• _Extrait_:
== == ==

A moins de deux cents mètres de
ce légendaire El-Djezzarine moribond, tout est chamboulé à la fameuse place des
Galettes (Rahbat Essouf) et le droit d'aînesse qu'elle revendique sur Sidi
Djeliss, le fief des confiseurs et des dinandiers. Aujourd'hui tarie, la
fontaine de Sidi Djeliss ne se souvient plus des grosses outres de petit-lait
que ramenaient quotidiennement des paysans.
La place des Galettes a perdu de
sa superbe et enterré ses cafés turcs (Djezoua), ses petits artisans tellement
utiles, à l'image de ces réparateurs de parapluies, ces bonnetiers, ces
passementiers, marchands de tissus, ces vendeurs de primeurs et combien
d'autres commerces de proximité. Tout a disparu sous les flots déchaînés de la
course au gain. La belle oasis, aujourd'hui dévastée, n'est plus que nostalgie.

== == ==

• _Liste des données_:
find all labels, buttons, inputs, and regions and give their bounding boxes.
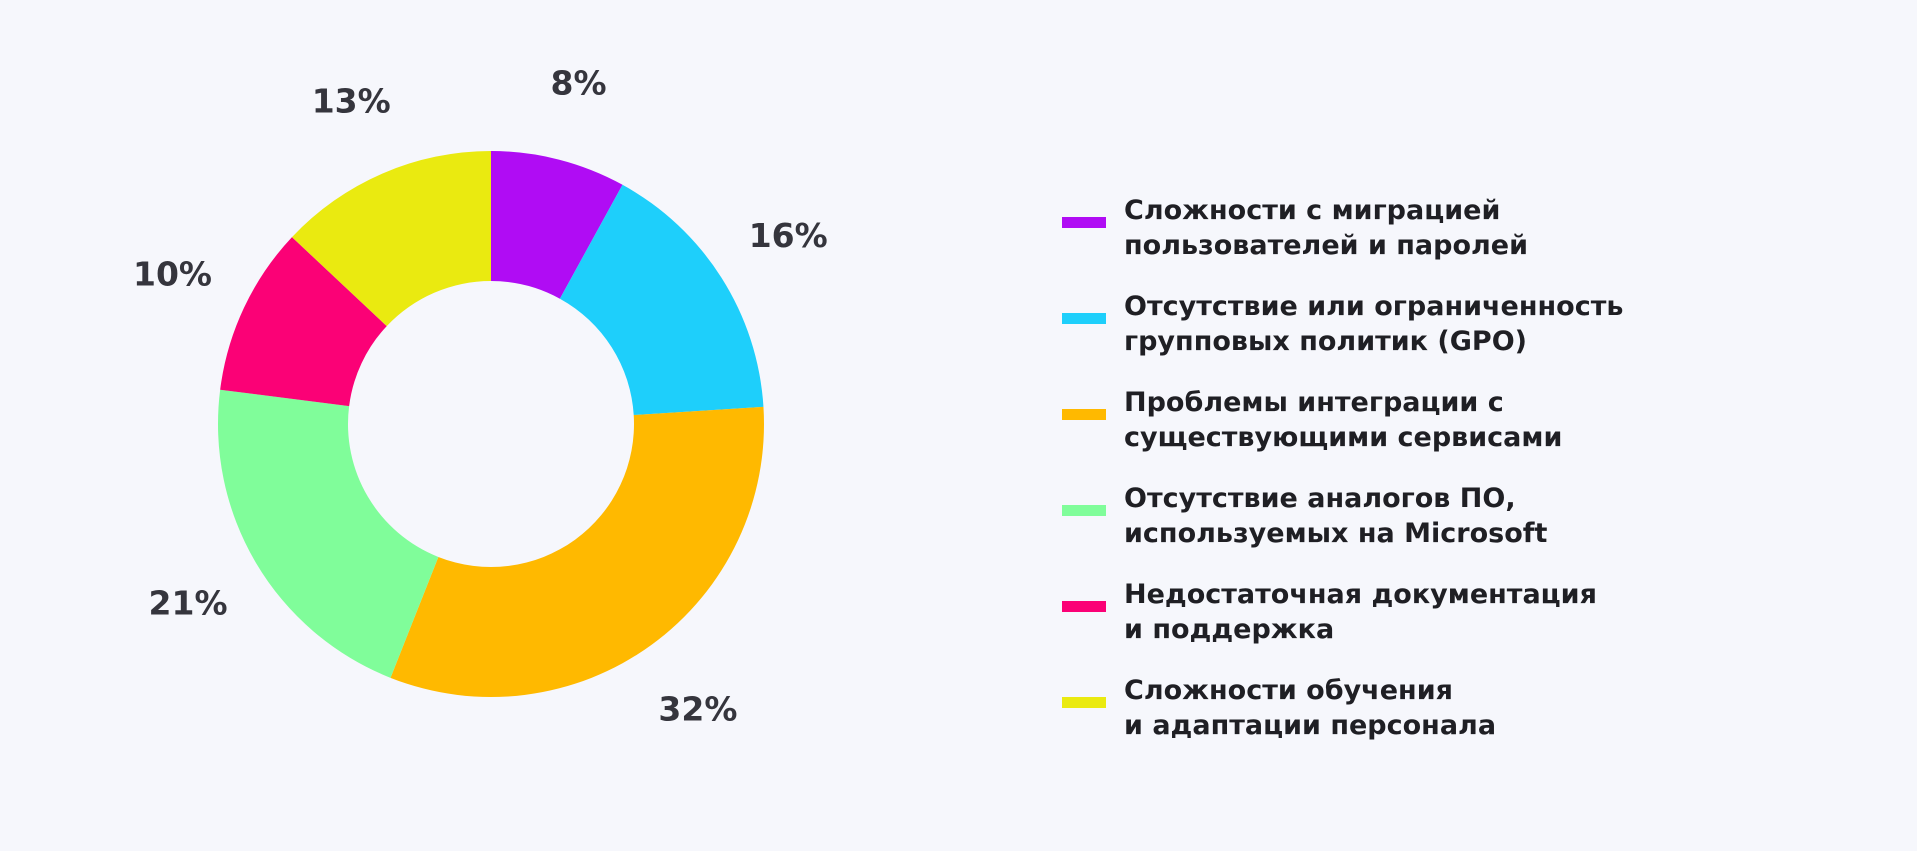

== == ==

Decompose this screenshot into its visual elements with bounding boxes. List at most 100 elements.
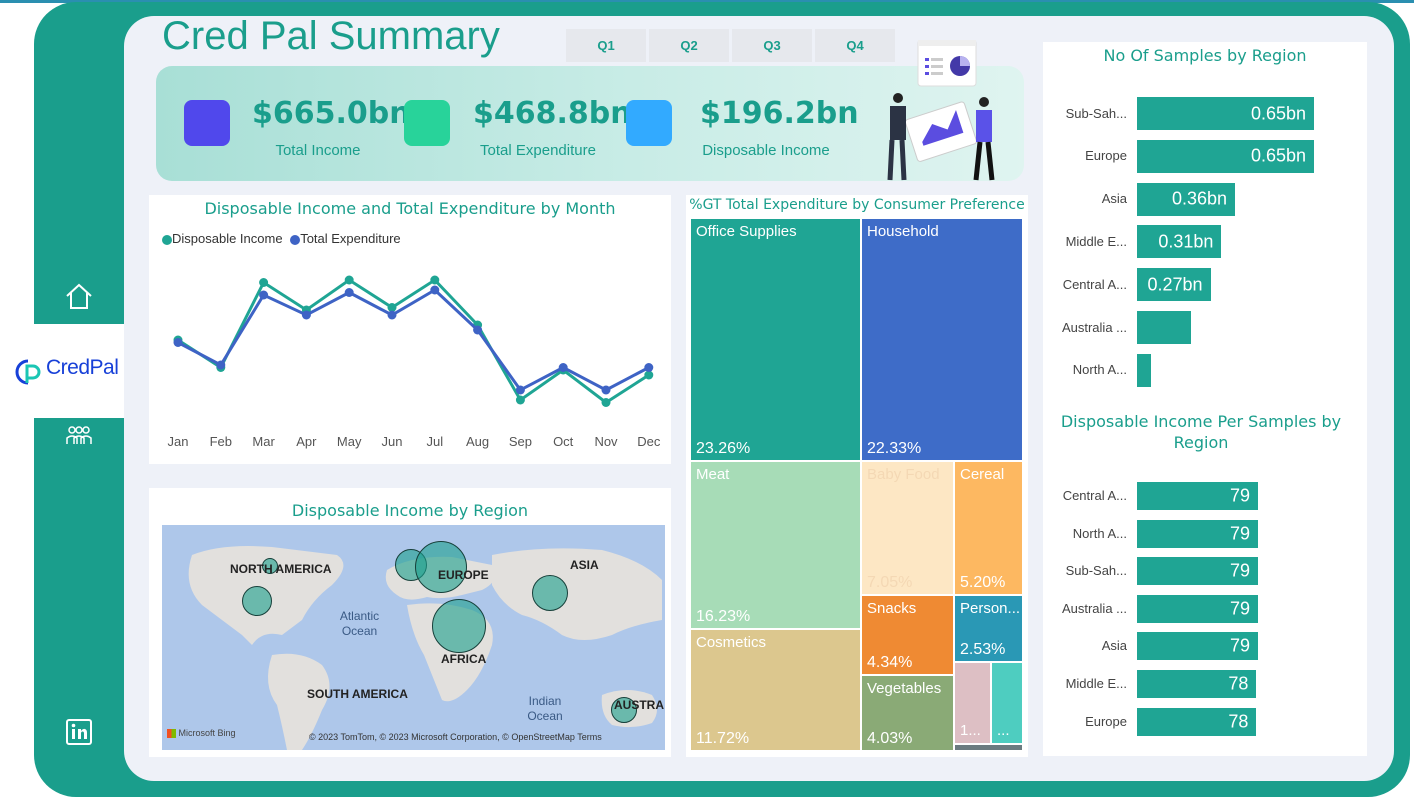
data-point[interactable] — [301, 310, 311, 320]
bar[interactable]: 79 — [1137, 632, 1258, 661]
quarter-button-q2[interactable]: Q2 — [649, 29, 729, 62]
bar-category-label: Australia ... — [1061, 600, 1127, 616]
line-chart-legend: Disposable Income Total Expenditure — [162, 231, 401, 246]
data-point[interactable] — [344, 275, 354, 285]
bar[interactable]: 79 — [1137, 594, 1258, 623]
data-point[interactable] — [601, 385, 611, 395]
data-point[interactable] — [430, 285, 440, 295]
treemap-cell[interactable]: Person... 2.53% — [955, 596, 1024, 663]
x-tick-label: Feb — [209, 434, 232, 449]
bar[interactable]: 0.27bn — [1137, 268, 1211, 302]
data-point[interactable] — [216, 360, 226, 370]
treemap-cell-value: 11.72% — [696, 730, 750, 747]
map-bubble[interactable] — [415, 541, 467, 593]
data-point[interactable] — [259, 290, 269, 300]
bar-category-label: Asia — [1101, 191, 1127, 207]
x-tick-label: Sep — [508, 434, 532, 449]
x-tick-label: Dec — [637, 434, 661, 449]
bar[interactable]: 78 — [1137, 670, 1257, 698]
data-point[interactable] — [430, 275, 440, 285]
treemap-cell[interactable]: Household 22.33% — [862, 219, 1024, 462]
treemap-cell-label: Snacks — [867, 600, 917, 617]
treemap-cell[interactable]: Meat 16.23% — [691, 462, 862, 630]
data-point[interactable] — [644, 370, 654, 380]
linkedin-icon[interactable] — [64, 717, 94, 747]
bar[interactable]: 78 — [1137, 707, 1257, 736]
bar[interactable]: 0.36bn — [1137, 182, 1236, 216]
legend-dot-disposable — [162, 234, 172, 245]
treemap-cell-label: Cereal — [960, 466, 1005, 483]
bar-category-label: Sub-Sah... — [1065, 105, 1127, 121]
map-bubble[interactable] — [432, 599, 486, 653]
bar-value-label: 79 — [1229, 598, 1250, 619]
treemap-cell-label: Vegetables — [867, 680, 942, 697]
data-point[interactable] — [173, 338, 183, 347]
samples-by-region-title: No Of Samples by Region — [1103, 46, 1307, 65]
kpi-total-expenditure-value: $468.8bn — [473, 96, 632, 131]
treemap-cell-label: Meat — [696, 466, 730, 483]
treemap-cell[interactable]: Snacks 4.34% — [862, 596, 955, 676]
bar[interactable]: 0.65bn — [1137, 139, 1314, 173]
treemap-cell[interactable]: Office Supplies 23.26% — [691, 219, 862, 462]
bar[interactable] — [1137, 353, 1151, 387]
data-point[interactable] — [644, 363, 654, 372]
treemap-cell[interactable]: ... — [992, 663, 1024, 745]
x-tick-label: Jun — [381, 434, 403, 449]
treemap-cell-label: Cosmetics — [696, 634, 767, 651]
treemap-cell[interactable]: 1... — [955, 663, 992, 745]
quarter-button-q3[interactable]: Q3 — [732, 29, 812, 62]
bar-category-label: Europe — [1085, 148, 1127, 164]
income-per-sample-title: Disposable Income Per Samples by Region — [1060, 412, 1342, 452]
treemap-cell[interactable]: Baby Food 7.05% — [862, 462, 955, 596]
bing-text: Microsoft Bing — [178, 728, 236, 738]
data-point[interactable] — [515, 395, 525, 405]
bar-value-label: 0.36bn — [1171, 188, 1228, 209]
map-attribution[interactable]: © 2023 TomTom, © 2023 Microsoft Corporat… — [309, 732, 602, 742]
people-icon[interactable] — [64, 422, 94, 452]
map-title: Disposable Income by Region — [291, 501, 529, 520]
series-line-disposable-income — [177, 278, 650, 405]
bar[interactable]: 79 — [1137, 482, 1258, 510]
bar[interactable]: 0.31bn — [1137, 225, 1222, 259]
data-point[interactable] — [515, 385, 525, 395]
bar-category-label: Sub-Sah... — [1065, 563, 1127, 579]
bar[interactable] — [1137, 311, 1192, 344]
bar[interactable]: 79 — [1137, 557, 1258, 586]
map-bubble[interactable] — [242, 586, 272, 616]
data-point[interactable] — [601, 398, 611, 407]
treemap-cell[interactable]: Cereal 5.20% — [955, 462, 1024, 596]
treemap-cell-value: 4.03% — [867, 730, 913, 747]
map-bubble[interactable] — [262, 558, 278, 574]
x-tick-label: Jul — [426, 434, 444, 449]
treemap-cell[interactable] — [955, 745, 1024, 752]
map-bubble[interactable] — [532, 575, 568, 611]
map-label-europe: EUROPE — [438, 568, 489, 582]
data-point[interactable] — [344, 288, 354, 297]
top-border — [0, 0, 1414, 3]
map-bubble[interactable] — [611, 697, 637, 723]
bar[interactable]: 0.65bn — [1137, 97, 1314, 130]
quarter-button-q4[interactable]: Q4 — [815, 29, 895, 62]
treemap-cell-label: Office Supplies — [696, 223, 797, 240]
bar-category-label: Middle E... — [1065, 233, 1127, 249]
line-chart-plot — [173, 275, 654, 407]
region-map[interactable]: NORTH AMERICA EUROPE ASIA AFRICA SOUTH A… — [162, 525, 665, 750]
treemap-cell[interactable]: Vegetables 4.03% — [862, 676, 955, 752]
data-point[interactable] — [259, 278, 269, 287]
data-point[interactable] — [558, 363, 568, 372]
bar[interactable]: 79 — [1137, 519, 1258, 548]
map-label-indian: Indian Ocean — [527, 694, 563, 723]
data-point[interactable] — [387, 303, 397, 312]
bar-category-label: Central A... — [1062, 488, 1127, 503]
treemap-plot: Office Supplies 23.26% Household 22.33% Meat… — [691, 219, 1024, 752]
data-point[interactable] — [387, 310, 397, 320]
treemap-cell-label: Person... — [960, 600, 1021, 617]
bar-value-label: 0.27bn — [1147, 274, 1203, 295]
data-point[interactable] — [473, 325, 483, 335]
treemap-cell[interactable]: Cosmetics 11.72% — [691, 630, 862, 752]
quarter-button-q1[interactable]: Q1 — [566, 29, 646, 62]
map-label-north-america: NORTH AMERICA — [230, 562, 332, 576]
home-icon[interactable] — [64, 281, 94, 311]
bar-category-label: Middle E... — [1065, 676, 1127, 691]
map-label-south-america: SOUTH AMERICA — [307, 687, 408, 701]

== == ==

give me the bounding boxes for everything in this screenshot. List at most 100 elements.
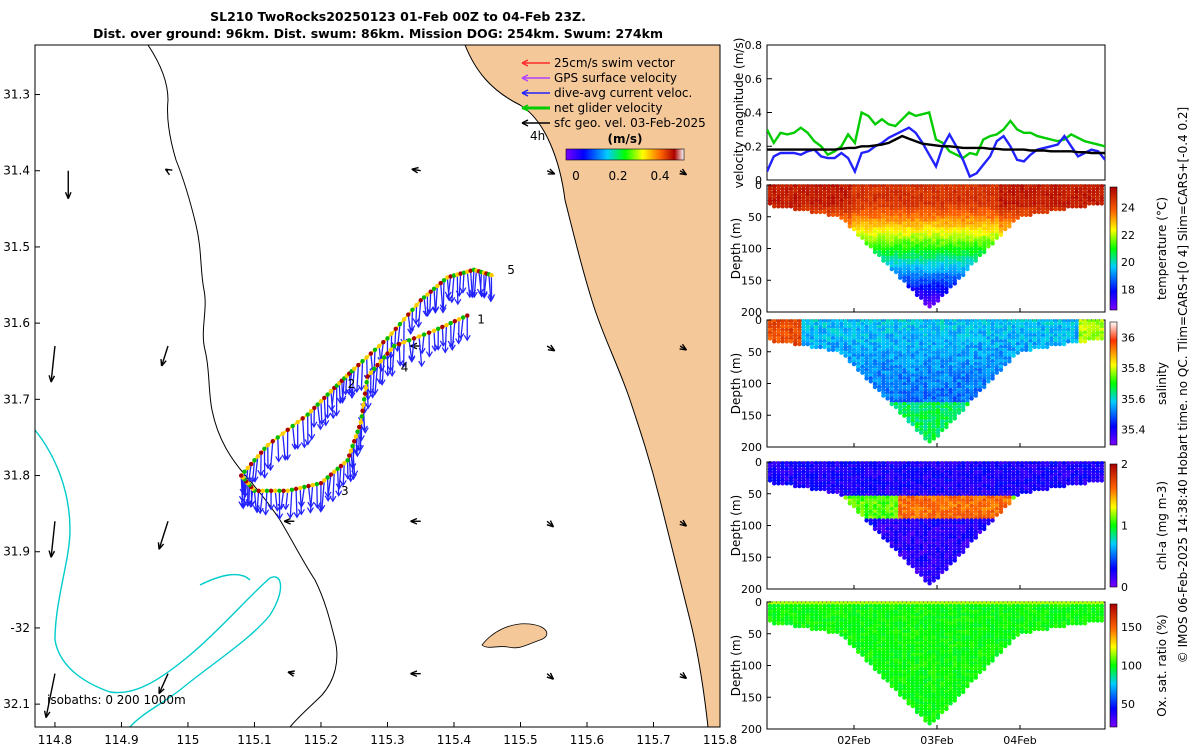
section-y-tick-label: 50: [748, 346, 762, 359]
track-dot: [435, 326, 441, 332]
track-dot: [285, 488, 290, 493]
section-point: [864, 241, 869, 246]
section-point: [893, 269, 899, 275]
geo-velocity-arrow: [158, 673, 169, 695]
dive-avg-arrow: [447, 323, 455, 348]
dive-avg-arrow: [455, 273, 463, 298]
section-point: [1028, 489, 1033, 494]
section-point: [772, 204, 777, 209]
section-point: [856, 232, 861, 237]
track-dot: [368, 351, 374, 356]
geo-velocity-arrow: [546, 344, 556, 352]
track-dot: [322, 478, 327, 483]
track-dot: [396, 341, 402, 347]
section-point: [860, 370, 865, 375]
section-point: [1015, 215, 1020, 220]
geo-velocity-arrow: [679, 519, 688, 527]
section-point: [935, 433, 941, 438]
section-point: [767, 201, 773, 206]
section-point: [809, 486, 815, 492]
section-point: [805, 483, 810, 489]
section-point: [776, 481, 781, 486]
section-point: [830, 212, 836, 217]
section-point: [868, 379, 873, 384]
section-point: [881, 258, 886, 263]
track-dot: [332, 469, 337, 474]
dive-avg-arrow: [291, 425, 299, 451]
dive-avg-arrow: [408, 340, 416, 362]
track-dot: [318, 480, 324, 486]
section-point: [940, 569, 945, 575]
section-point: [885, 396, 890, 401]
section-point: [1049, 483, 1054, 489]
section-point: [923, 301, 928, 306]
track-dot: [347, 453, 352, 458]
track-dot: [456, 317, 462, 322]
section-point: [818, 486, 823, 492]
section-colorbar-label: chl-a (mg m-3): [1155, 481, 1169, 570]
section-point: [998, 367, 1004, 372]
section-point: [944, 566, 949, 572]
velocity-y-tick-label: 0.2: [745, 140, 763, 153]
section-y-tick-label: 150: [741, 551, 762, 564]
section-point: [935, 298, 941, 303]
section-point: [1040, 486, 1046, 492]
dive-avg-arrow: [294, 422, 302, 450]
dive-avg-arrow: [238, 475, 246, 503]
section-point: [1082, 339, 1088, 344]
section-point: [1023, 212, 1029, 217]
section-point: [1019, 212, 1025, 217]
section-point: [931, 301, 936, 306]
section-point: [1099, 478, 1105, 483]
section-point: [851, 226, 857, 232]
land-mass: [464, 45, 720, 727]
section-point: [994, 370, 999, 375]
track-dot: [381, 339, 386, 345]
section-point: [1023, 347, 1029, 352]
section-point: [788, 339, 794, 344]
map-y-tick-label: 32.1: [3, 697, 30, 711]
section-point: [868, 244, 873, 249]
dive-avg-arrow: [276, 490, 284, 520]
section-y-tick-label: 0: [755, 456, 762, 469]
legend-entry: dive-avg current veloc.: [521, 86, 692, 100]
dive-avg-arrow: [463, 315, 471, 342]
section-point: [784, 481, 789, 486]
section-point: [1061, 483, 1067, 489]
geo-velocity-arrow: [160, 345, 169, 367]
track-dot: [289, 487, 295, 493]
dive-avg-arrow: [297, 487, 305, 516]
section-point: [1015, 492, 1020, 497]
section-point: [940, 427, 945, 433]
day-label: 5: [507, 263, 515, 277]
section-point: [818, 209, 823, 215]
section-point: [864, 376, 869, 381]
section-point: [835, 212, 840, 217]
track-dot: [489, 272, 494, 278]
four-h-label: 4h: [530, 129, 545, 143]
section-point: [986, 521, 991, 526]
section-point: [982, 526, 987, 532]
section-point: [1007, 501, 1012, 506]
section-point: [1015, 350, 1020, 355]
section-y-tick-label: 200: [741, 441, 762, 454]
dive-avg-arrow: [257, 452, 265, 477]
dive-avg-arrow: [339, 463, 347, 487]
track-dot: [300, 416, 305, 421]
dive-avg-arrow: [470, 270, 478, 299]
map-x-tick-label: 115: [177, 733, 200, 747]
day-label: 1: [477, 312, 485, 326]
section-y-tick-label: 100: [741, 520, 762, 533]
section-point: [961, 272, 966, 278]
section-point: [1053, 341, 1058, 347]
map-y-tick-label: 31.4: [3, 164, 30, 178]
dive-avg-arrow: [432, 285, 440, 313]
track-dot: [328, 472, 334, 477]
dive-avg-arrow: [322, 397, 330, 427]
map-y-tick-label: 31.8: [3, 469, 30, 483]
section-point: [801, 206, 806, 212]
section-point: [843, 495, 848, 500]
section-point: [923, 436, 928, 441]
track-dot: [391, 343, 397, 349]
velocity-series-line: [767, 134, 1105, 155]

== == ==

• _Objectif de l'exercice_: Indiquez, s'il vous plaît, quel autre nom l'extrait donne à la place des Galettes. Les lignes constituent un matériau distinct de l'extrait.

• _Résultat de l'exercice_: Rahbat Essouf.